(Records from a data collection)
---
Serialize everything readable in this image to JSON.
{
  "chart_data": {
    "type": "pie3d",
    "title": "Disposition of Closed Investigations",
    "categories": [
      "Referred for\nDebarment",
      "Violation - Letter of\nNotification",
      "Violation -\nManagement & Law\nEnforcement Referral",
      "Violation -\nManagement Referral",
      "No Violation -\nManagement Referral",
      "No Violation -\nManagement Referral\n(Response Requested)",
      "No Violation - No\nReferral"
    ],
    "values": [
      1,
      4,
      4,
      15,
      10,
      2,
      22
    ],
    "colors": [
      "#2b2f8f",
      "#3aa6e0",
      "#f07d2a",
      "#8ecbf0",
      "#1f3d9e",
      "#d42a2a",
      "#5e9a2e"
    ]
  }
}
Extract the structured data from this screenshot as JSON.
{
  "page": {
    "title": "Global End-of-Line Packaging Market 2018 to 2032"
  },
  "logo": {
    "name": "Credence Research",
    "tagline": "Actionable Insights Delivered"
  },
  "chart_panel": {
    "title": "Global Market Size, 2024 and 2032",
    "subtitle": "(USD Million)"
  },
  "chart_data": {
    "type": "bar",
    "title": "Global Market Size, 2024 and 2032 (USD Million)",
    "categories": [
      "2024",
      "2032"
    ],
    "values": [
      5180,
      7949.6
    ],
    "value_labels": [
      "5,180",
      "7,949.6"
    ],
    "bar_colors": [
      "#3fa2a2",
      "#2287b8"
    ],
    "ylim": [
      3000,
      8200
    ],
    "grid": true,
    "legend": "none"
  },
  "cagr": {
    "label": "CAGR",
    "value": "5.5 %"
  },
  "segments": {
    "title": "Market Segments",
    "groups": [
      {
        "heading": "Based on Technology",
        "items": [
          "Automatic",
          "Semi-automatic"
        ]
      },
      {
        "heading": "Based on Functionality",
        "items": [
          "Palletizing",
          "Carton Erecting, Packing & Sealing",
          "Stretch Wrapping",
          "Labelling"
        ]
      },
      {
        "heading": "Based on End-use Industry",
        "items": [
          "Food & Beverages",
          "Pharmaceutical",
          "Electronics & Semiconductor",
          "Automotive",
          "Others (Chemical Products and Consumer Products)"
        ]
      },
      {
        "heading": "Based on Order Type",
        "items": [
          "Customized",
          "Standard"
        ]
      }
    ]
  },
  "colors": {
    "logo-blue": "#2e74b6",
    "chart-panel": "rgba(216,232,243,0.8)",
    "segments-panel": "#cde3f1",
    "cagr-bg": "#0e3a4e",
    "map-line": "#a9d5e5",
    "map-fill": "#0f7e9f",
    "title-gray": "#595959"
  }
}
---
Exercise requirements: Reproduce every entry shown above, precisely as it stands.

Task output:
Serialize everything readable in this image to JSON.
{
  "chart_data": {
    "type": "pie3d",
    "title": "Disposition of Closed Investigations",
    "categories": [
      "Referred for\nDebarment",
      "Violation - Letter of\nNotification",
      "Violation -\nManagement & Law\nEnforcement Referral",
      "Violation -\nManagement Referral",
      "No Violation -\nManagement Referral",
      "No Violation -\nManagement Referral\n(Response Requested)",
      "No Violation - No\nReferral"
    ],
    "values": [
      1,
      4,
      4,
      15,
      10,
      2,
      22
    ],
    "colors": [
      "#2b2f8f",
      "#3aa6e0",
      "#f07d2a",
      "#8ecbf0",
      "#1f3d9e",
      "#d42a2a",
      "#5e9a2e"
    ]
  }
}
Extract the structured data from this screenshot as JSON.
{
  "page": {
    "title": "Global End-of-Line Packaging Market 2018 to 2032"
  },
  "logo": {
    "name": "Credence Research",
    "tagline": "Actionable Insights Delivered"
  },
  "chart_panel": {
    "title": "Global Market Size, 2024 and 2032",
    "subtitle": "(USD Million)"
  },
  "chart_data": {
    "type": "bar",
    "title": "Global Market Size, 2024 and 2032 (USD Million)",
    "categories": [
      "2024",
      "2032"
    ],
    "values": [
      5180,
      7949.6
    ],
    "value_labels": [
      "5,180",
      "7,949.6"
    ],
    "bar_colors": [
      "#3fa2a2",
      "#2287b8"
    ],
    "ylim": [
      3000,
      8200
    ],
    "grid": true,
    "legend": "none"
  },
  "cagr": {
    "label": "CAGR",
    "value": "5.5 %"
  },
  "segments": {
    "title": "Market Segments",
    "groups": [
      {
        "heading": "Based on Technology",
        "items": [
          "Automatic",
          "Semi-automatic"
        ]
      },
      {
        "heading": "Based on Functionality",
        "items": [
          "Palletizing",
          "Carton Erecting, Packing & Sealing",
          "Stretch Wrapping",
          "Labelling"
        ]
      },
      {
        "heading": "Based on End-use Industry",
        "items": [
          "Food & Beverages",
          "Pharmaceutical",
          "Electronics & Semiconductor",
          "Automotive",
          "Others (Chemical Products and Consumer Products)"
        ]
      },
      {
        "heading": "Based on Order Type",
        "items": [
          "Customized",
          "Standard"
        ]
      }
    ]
  },
  "colors": {
    "logo-blue": "#2e74b6",
    "chart-panel": "rgba(216,232,243,0.8)",
    "segments-panel": "#cde3f1",
    "cagr-bg": "#0e3a4e",
    "map-line": "#a9d5e5",
    "map-fill": "#0f7e9f",
    "title-gray": "#595959"
  }
}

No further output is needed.